### Provided entries
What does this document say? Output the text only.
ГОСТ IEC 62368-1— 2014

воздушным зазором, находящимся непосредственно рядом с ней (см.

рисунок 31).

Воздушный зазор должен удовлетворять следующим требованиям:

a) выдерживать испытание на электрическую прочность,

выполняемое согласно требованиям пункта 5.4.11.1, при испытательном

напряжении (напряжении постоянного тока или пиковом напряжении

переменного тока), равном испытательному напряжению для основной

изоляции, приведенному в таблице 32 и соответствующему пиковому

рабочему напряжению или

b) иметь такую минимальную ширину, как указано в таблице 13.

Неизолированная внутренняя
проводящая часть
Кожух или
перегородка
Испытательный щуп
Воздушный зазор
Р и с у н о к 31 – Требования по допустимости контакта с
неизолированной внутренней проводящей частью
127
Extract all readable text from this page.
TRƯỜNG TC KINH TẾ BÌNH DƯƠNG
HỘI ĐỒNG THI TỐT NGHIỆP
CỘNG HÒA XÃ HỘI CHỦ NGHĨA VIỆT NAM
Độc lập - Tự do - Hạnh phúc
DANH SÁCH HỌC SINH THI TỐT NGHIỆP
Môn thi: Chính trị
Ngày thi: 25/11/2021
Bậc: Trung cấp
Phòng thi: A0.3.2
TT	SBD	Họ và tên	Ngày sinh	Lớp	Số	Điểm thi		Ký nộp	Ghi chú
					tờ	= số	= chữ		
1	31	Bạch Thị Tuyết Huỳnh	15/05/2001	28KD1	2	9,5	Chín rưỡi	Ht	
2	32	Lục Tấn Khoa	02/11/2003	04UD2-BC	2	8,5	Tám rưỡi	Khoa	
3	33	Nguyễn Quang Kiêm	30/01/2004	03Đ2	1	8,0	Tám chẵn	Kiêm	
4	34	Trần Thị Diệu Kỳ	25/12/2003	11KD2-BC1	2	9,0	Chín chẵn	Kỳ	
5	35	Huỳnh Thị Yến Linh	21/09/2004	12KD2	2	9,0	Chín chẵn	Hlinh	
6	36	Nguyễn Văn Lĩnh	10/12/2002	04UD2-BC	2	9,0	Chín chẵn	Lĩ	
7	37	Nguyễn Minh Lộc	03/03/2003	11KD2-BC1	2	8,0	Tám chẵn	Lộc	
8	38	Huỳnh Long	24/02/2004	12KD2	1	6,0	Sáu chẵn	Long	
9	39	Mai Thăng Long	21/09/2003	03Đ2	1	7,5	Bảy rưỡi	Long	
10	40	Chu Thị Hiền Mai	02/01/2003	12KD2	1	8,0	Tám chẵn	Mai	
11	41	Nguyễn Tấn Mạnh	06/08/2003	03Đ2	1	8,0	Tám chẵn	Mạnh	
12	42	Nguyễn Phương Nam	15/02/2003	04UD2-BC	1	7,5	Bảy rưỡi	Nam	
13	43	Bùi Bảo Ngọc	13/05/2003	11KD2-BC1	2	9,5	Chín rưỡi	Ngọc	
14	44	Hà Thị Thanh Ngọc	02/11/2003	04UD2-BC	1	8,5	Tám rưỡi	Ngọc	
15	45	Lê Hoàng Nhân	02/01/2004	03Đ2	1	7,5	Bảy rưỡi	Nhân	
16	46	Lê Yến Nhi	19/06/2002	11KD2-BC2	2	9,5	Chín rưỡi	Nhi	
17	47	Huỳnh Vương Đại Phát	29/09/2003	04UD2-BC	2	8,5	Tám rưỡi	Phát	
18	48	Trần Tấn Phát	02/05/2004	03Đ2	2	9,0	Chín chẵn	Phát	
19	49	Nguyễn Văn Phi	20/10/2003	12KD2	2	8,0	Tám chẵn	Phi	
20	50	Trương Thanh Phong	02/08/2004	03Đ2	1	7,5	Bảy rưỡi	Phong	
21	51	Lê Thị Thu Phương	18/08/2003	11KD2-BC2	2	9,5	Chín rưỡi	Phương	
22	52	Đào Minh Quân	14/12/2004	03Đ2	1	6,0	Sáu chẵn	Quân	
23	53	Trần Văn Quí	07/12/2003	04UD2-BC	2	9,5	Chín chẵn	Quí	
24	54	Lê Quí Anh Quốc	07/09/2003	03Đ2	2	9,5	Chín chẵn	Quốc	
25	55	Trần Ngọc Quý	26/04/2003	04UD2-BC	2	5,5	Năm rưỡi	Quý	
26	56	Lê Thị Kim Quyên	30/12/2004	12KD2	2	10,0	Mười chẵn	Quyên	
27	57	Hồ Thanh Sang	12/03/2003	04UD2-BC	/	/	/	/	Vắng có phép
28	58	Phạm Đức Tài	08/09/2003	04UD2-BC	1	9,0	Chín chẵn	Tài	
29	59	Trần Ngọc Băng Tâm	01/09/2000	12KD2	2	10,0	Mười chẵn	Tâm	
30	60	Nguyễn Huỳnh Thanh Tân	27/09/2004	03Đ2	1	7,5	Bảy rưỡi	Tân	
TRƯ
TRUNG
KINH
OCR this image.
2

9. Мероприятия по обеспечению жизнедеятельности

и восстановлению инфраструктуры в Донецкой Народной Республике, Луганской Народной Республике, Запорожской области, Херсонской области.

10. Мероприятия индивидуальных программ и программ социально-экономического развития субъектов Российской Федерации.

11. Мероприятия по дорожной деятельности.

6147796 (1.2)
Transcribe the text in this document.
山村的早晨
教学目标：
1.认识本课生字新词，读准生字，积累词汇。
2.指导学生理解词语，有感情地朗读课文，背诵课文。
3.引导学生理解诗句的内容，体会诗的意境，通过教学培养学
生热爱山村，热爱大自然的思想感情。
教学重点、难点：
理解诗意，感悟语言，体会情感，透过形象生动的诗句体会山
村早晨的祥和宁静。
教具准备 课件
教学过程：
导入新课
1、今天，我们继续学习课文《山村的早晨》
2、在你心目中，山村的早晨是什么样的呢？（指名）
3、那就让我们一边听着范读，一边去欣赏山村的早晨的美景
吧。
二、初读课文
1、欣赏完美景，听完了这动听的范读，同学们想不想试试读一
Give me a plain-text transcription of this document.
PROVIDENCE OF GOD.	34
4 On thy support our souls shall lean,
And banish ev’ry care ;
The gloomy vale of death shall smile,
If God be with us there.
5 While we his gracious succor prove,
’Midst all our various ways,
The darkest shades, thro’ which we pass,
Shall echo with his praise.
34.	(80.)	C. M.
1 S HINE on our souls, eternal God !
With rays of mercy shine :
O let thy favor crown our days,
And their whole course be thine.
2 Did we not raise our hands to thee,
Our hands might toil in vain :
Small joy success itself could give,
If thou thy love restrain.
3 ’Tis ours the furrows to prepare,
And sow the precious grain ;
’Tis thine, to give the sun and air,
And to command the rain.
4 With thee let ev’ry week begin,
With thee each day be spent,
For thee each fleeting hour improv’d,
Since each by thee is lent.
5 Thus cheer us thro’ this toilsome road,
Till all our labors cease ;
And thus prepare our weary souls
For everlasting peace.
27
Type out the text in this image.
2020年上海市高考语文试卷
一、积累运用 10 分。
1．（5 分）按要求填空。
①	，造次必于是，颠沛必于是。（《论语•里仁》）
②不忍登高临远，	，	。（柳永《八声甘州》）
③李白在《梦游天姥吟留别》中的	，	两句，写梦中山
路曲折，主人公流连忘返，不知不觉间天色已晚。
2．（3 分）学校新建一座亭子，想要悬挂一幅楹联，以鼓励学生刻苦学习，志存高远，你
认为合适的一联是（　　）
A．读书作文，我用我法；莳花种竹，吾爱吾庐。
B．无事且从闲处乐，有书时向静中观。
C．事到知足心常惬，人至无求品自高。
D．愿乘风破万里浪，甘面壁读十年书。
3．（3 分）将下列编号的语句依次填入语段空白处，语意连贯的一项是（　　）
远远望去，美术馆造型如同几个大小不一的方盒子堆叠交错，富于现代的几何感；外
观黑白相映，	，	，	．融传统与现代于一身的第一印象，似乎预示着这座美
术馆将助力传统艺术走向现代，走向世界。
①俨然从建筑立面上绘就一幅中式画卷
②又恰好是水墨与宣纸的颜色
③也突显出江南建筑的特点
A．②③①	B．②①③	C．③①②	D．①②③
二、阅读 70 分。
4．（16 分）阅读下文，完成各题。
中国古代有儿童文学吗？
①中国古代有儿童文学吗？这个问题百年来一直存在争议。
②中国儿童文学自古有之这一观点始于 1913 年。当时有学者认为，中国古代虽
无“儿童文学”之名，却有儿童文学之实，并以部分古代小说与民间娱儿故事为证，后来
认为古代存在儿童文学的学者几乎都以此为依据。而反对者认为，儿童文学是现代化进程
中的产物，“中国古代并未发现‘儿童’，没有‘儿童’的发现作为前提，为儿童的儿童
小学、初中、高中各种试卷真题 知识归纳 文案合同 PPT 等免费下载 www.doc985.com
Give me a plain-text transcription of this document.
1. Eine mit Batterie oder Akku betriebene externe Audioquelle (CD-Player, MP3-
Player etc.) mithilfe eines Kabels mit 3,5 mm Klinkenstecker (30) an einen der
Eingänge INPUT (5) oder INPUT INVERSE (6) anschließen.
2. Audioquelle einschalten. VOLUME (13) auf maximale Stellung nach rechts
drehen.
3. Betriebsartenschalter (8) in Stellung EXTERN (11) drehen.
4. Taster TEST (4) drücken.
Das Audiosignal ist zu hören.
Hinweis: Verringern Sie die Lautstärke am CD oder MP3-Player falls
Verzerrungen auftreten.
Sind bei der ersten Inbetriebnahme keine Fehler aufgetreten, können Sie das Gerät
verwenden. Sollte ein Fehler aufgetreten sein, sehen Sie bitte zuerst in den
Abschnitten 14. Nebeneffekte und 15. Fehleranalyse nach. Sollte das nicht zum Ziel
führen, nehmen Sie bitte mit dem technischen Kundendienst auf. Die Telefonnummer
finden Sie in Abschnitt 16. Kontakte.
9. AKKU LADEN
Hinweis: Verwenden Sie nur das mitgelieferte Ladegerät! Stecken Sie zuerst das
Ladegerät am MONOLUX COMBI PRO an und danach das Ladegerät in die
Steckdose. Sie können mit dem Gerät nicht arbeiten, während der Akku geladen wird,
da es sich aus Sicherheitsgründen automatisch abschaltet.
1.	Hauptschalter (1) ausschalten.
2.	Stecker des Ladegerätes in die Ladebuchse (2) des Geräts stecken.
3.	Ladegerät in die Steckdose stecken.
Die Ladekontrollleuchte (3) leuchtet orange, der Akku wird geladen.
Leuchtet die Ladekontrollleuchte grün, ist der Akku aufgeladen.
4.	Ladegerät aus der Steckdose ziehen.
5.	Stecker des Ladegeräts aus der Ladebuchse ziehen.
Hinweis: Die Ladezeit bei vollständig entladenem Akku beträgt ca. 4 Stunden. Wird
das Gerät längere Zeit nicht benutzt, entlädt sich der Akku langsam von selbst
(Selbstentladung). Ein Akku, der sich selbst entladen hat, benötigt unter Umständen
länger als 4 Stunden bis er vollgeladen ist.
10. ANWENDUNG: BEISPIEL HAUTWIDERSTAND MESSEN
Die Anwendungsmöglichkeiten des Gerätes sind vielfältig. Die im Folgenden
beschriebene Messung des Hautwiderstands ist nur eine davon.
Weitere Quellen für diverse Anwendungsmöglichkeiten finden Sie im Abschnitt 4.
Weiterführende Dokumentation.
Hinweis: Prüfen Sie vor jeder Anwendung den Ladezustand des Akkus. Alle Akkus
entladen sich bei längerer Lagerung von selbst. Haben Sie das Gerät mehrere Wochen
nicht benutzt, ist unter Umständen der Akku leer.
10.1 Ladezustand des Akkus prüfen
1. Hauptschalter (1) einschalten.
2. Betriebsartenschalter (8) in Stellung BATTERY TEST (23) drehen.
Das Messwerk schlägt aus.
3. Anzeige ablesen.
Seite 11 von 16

### Objective
Show all lines from the records above where the word "Phương" occurs.

### Correct result
12	42	Nguyễn Phương Nam	15/02/2003	04UD2-BC	1	7,5	Bảy rưỡi	Nam	
21	51	Lê Thị Thu Phương	18/08/2003	11KD2-BC2	2	9,5	Chín rưỡi	Phương	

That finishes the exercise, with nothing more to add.